■ EXERCISE REQUIREMENTS ■
Where a line contains the string "title", copy that line.

START ENTRIES SUPPLIED

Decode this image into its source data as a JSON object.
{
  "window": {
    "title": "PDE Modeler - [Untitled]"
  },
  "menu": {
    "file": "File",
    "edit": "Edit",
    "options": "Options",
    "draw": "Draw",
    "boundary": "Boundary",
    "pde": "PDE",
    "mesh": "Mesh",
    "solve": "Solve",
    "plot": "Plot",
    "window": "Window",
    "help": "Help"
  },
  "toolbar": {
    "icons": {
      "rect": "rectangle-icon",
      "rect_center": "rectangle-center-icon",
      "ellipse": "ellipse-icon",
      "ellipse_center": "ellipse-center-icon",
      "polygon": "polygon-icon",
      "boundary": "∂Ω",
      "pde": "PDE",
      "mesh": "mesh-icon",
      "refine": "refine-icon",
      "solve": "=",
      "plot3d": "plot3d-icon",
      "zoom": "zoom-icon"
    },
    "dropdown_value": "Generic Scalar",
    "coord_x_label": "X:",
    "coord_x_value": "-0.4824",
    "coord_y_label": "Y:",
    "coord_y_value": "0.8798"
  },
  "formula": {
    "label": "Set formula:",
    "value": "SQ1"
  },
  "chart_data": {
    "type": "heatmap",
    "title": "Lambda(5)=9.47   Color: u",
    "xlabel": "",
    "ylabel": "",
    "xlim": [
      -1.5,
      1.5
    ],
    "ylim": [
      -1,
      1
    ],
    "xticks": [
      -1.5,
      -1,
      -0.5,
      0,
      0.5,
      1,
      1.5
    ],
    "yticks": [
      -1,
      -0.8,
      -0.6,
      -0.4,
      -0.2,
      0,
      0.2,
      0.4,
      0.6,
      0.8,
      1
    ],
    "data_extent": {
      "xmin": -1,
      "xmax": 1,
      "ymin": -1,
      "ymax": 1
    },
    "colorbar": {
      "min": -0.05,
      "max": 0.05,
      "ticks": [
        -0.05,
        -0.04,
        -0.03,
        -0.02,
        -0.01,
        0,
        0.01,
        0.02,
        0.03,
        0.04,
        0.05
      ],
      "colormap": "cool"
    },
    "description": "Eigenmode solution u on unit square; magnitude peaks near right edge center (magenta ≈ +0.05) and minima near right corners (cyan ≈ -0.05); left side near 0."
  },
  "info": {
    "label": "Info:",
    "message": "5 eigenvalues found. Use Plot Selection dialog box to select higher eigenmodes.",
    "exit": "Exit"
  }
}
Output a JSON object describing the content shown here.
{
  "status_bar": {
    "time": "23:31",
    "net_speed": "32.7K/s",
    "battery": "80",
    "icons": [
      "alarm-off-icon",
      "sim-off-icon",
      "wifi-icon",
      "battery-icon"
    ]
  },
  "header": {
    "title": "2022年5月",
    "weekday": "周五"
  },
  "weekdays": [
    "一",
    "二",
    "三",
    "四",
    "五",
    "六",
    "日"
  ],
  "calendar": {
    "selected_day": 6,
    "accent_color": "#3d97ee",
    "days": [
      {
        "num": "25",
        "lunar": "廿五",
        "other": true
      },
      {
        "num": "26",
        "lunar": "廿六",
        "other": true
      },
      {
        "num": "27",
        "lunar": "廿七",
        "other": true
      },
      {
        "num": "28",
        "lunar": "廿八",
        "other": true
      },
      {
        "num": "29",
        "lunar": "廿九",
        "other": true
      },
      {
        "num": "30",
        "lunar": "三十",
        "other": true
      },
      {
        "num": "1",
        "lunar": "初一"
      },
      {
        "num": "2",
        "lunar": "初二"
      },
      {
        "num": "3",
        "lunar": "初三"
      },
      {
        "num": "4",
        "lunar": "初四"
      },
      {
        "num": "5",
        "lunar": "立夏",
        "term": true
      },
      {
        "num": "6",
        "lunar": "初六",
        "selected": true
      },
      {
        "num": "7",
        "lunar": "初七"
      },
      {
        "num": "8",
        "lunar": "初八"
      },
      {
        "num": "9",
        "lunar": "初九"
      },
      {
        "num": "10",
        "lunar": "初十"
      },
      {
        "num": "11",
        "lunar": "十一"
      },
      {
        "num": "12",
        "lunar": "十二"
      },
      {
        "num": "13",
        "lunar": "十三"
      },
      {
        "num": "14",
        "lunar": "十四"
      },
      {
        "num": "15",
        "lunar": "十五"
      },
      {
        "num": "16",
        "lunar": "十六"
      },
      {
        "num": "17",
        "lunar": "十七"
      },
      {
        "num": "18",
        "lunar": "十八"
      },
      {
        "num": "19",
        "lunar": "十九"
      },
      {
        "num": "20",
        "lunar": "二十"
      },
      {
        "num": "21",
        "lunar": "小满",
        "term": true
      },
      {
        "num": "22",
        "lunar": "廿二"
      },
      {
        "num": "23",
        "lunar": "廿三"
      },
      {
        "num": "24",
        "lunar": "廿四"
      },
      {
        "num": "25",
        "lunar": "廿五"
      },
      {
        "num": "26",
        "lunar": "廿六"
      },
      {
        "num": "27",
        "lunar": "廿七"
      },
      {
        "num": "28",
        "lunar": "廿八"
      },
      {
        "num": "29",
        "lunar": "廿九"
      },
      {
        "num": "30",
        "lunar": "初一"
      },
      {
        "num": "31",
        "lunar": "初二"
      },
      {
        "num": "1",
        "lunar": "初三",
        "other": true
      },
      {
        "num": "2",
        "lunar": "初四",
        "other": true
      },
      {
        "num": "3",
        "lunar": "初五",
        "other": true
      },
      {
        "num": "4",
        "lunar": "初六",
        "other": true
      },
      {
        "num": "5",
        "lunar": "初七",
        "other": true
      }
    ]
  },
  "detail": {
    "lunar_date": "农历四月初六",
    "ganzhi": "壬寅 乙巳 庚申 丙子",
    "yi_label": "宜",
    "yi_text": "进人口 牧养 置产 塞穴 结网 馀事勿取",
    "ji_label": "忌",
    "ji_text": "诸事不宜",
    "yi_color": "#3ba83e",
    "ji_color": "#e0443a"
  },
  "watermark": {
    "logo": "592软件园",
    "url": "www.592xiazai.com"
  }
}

END ENTRIES SUPPLIED

■ RESPONSE FOR THIS EXERCISE ■
    "title": "PDE Modeler - [Untitled]"
    "title": "Lambda(5)=9.47   Color: u",
    "title": "2022年5月",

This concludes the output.